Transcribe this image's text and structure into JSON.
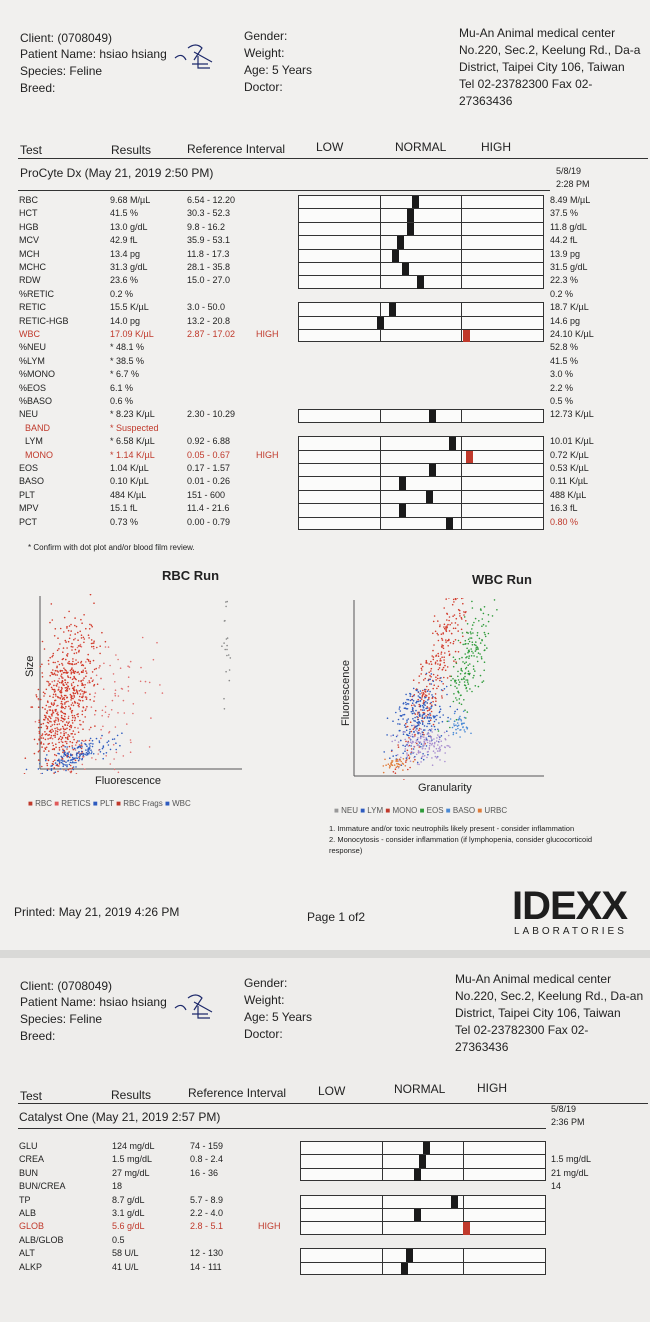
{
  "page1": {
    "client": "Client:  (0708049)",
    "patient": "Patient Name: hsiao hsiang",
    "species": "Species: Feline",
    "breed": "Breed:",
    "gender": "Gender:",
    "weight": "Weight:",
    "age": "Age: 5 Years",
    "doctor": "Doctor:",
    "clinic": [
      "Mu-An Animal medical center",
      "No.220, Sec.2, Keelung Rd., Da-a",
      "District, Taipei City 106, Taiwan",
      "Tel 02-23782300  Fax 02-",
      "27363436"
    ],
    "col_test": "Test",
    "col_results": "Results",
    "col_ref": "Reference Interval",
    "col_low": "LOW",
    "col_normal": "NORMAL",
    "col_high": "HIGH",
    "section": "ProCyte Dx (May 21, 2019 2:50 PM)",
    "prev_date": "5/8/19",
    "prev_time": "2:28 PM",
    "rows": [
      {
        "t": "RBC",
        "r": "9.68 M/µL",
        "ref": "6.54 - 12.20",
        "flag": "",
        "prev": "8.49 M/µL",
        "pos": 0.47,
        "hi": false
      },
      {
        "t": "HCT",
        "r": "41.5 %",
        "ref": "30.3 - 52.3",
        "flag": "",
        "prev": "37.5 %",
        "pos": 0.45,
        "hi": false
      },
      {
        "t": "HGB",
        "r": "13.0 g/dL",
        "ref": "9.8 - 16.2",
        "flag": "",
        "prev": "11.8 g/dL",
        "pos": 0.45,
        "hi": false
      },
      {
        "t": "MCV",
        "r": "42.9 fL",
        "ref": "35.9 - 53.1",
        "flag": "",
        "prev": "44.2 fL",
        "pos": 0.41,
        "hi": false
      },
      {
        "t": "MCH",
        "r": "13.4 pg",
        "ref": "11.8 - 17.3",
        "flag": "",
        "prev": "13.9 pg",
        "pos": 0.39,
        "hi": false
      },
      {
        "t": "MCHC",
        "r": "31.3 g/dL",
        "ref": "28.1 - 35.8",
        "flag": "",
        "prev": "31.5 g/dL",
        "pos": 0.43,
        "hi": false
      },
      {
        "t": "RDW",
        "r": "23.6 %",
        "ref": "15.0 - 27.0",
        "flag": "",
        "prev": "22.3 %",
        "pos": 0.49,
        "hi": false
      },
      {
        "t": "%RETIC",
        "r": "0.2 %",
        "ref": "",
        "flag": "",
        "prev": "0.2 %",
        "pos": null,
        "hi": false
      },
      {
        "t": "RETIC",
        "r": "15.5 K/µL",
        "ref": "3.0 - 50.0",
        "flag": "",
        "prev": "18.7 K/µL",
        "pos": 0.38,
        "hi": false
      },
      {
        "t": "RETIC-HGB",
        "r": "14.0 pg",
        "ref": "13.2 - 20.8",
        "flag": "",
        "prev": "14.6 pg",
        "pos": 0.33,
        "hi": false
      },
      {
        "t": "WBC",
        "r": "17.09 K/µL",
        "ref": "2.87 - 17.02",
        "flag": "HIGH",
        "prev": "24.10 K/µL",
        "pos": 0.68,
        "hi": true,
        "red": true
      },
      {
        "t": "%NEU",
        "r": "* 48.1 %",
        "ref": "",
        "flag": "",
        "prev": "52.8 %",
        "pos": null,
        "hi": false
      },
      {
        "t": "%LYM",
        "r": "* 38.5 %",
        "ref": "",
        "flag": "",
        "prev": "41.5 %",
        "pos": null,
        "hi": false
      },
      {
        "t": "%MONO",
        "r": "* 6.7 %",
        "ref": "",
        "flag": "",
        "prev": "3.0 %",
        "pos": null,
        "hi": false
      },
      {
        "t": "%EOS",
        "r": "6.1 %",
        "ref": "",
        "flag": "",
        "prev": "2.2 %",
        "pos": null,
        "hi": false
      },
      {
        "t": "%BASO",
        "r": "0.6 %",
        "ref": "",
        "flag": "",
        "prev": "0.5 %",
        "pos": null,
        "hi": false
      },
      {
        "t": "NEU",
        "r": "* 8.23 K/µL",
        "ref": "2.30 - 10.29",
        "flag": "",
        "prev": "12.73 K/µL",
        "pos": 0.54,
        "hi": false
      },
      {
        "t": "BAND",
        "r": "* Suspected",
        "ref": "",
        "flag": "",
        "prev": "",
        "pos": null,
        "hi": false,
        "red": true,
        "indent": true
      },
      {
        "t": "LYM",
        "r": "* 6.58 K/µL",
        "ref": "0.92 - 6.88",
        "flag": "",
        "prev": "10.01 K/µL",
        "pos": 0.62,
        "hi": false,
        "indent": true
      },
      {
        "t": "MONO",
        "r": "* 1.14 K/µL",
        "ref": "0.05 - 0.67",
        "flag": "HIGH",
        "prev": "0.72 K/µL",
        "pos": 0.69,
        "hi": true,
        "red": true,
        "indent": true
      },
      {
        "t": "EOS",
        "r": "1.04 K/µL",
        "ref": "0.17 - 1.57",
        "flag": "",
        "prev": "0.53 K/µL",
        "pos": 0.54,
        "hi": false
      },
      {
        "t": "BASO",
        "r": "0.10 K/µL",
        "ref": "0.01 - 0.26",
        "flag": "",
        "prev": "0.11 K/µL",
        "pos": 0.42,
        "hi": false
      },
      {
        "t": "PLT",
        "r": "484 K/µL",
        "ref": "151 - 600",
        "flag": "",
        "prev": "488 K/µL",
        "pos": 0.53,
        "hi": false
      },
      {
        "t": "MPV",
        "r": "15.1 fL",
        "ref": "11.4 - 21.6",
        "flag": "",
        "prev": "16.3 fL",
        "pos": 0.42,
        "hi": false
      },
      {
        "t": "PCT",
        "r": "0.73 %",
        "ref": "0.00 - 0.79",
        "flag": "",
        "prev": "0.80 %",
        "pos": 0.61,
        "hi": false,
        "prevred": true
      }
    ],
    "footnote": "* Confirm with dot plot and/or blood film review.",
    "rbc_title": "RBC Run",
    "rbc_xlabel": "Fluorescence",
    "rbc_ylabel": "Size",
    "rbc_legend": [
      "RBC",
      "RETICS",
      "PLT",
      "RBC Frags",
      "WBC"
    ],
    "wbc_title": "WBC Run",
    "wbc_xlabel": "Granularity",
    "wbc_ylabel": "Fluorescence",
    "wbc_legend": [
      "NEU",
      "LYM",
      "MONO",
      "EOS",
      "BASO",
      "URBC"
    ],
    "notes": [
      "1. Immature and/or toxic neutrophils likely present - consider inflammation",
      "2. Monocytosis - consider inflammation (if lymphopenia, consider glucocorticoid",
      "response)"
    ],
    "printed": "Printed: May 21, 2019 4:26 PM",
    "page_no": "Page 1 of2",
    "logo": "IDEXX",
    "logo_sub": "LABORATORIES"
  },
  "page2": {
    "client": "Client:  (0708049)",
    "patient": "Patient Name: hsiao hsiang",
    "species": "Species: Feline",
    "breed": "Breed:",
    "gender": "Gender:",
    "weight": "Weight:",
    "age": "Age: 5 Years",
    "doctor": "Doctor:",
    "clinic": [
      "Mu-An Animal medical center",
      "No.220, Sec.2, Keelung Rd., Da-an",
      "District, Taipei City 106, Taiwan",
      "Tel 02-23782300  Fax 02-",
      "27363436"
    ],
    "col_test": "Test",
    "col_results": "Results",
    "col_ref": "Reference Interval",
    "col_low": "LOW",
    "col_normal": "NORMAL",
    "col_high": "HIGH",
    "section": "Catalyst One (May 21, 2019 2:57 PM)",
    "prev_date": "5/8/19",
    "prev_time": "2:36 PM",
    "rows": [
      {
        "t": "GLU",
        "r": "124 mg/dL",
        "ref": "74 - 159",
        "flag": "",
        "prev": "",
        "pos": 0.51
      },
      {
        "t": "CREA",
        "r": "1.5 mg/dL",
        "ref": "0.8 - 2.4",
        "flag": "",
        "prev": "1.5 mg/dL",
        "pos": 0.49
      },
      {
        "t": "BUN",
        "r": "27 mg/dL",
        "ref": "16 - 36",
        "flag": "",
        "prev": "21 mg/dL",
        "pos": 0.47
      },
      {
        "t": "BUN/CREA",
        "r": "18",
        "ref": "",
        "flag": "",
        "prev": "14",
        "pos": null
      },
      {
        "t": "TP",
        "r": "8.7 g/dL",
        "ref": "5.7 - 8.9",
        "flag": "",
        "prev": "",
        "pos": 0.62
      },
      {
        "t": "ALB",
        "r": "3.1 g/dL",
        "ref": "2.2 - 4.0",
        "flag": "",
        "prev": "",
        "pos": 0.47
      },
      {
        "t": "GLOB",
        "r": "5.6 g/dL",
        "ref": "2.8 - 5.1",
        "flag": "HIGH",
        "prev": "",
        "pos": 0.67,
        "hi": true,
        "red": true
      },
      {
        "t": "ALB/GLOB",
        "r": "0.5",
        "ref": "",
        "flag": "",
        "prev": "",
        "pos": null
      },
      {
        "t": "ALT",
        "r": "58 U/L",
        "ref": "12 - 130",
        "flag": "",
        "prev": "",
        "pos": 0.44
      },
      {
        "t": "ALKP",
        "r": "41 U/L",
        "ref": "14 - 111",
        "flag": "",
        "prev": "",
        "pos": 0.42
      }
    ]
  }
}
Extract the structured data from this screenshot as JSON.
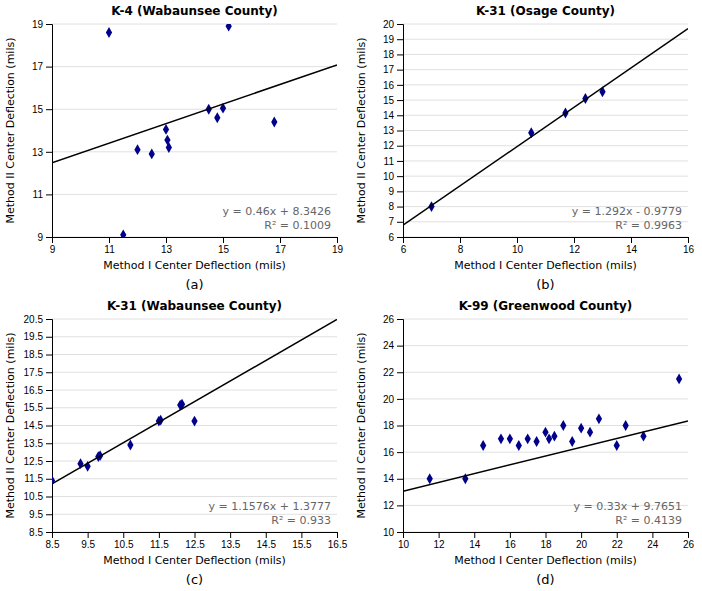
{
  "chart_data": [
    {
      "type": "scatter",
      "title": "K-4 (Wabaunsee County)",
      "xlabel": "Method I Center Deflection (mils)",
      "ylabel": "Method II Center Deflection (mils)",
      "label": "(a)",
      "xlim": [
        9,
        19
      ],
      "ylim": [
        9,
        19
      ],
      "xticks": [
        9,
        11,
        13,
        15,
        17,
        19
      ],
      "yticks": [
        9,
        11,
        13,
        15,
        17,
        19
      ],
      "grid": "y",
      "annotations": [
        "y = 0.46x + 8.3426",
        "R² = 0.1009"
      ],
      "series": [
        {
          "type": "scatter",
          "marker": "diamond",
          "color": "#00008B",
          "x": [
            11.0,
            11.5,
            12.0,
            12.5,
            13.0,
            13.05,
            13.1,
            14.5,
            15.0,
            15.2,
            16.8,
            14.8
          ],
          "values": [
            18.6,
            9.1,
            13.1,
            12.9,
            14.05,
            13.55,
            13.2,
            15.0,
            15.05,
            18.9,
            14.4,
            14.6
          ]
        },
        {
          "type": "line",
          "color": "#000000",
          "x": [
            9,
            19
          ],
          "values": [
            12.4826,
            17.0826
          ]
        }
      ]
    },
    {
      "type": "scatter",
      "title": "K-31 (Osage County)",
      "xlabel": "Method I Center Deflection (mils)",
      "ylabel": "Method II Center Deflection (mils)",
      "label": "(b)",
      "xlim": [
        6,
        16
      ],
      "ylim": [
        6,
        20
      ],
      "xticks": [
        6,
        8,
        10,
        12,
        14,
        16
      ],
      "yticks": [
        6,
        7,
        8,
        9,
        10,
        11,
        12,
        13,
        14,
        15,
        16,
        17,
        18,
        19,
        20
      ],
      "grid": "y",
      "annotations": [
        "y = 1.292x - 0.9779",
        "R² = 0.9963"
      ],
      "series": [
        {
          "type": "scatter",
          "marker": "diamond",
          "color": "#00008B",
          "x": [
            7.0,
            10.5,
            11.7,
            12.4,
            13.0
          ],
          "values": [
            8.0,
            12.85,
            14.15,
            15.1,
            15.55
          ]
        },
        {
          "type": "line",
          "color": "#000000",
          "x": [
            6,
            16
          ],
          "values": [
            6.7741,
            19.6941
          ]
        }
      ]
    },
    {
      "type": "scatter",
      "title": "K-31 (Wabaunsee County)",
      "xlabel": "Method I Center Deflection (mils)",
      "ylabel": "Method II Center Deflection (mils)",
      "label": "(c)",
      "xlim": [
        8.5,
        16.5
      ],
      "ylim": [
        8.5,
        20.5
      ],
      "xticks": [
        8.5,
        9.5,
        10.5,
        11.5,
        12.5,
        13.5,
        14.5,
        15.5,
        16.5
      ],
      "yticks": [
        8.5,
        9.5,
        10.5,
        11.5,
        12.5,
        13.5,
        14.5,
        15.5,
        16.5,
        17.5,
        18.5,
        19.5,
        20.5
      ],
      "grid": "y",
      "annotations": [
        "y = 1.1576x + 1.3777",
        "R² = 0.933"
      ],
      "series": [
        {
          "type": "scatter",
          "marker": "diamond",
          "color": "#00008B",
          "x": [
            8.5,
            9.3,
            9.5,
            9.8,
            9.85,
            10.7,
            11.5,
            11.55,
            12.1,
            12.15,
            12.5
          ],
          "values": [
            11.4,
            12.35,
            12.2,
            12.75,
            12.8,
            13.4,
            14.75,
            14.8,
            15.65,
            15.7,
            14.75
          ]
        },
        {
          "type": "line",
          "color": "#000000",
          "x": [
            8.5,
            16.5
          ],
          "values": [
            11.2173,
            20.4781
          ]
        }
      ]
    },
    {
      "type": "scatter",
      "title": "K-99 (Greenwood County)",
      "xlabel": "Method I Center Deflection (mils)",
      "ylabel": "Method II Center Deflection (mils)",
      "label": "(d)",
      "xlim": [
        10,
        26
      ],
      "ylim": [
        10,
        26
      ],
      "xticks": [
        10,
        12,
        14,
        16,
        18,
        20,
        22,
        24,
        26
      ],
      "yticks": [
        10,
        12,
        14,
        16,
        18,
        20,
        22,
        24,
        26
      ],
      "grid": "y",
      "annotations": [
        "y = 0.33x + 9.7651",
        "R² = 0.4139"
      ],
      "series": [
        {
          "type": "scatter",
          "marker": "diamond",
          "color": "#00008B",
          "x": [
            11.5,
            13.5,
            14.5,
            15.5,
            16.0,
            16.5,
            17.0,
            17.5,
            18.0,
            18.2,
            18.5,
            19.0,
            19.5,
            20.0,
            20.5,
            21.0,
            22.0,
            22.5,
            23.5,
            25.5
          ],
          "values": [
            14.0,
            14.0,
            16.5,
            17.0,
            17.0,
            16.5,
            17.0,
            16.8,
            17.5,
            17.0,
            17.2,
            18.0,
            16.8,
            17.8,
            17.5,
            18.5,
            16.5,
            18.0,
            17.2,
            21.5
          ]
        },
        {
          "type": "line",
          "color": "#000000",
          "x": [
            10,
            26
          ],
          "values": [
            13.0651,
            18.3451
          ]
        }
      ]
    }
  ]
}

## YOUR INSTRUCTIONS
Gather all lines where the word "this" appears.

## OUTPUT
Transcribe this image's text and structure into JSON.
Extract the structured data from this screenshot as JSON.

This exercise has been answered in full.